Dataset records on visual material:
___
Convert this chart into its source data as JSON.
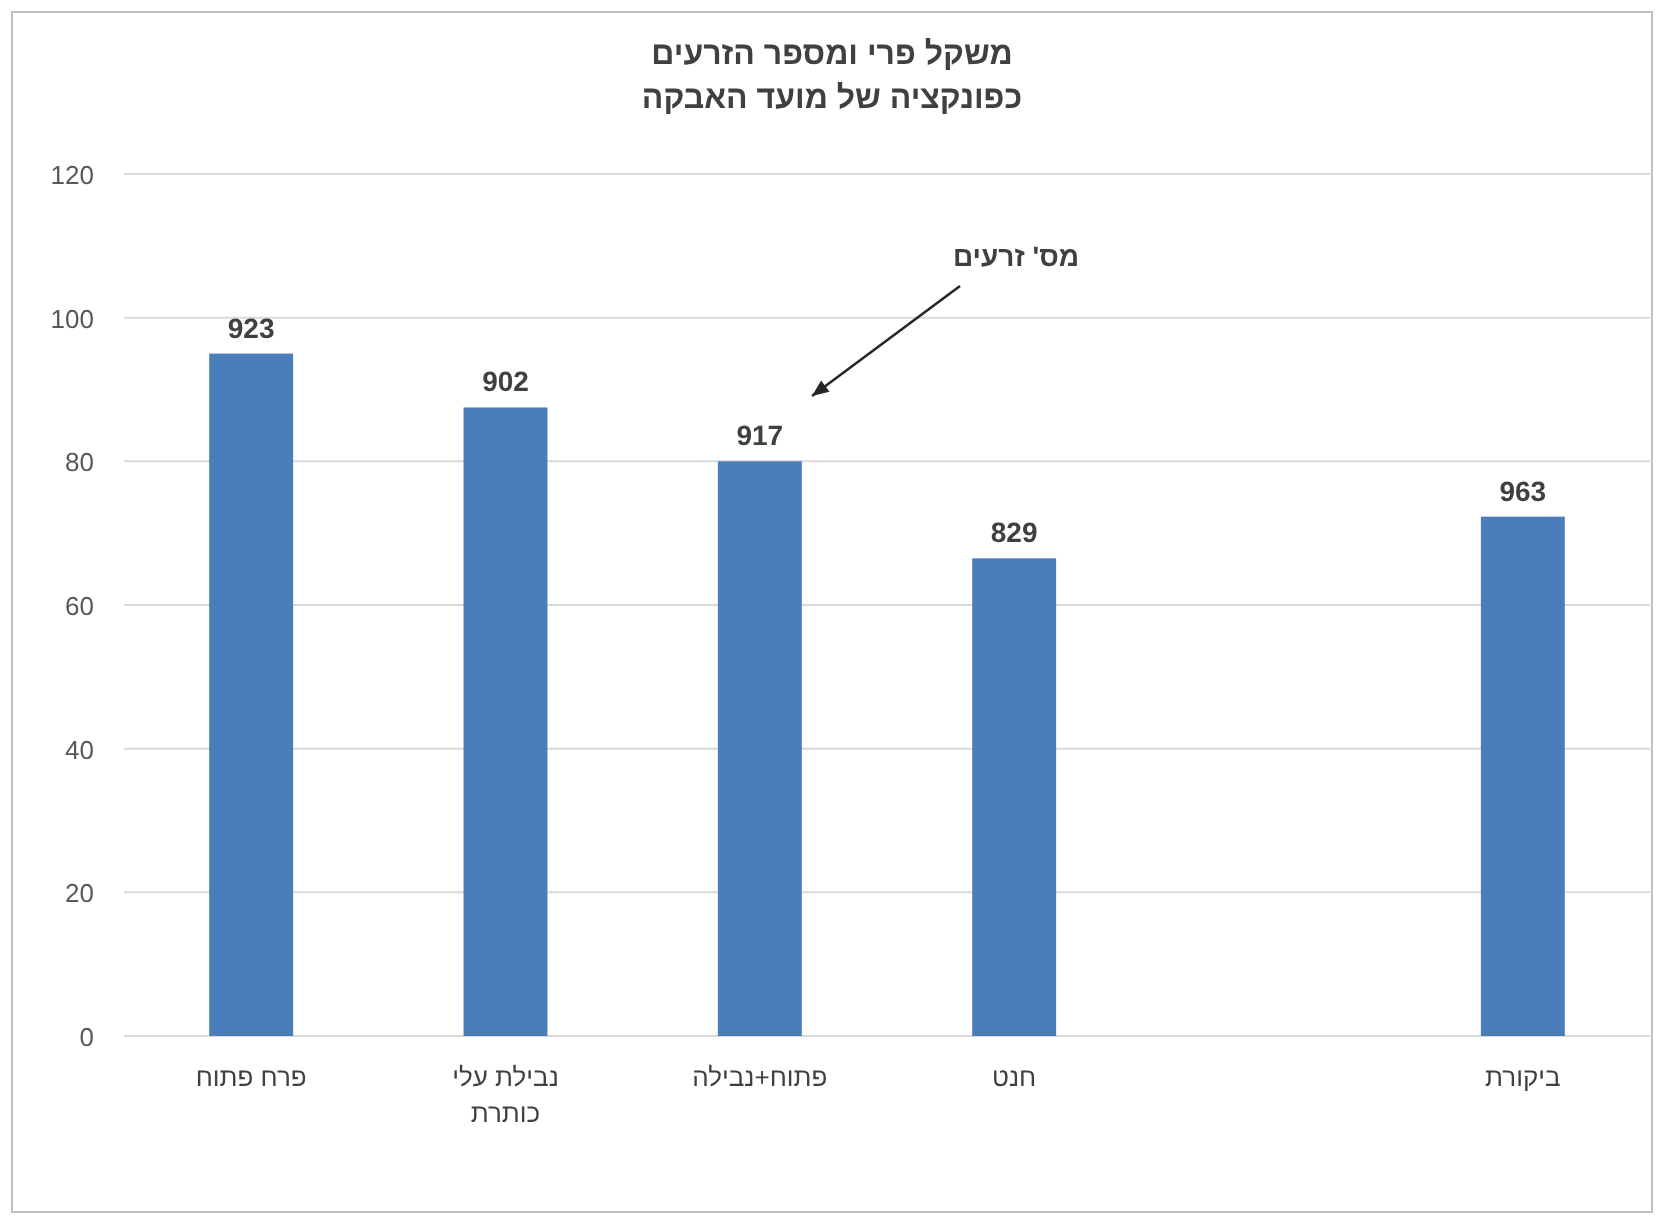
{
  "chart_data": {
    "type": "bar",
    "title": "משקל פרי ומספר הזרעים\nכפונקציה של מועד האבקה",
    "categories": [
      "פרח פתוח",
      "נבילת עלי כותרת",
      "פתוח+נבילה",
      "חנט",
      null,
      "ביקורת"
    ],
    "values": [
      95,
      87.5,
      80,
      66.5,
      null,
      72.3
    ],
    "color": "#4a7ebb",
    "ylim": [
      0,
      120
    ],
    "yticks": [
      0,
      20,
      40,
      60,
      80,
      100,
      120
    ],
    "grid": "y",
    "annotations": [
      "מס' זרעים",
      {
        "text": "923",
        "x": "פרח פתוח",
        "y": 95
      },
      {
        "text": "902",
        "x": "נבילת עלי כותרת",
        "y": 87.5
      },
      {
        "text": "917",
        "x": "פתוח+נבילה",
        "y": 80
      },
      {
        "text": "829",
        "x": "חנט",
        "y": 66.5
      },
      {
        "text": "963",
        "x": "ביקורת",
        "y": 72.3
      }
    ]
  }
}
___
Keep the pictures out of your copy, and repeat every entry above exactly.

-- Final result --
Convert this chart into its source data as JSON.
{
  "chart_data": {
    "type": "bar",
    "title": "משקל פרי ומספר הזרעים\nכפונקציה של מועד האבקה",
    "categories": [
      "פרח פתוח",
      "נבילת עלי כותרת",
      "פתוח+נבילה",
      "חנט",
      null,
      "ביקורת"
    ],
    "values": [
      95,
      87.5,
      80,
      66.5,
      null,
      72.3
    ],
    "color": "#4a7ebb",
    "ylim": [
      0,
      120
    ],
    "yticks": [
      0,
      20,
      40,
      60,
      80,
      100,
      120
    ],
    "grid": "y",
    "annotations": [
      "מס' זרעים",
      {
        "text": "923",
        "x": "פרח פתוח",
        "y": 95
      },
      {
        "text": "902",
        "x": "נבילת עלי כותרת",
        "y": 87.5
      },
      {
        "text": "917",
        "x": "פתוח+נבילה",
        "y": 80
      },
      {
        "text": "829",
        "x": "חנט",
        "y": 66.5
      },
      {
        "text": "963",
        "x": "ביקורת",
        "y": 72.3
      }
    ]
  }
}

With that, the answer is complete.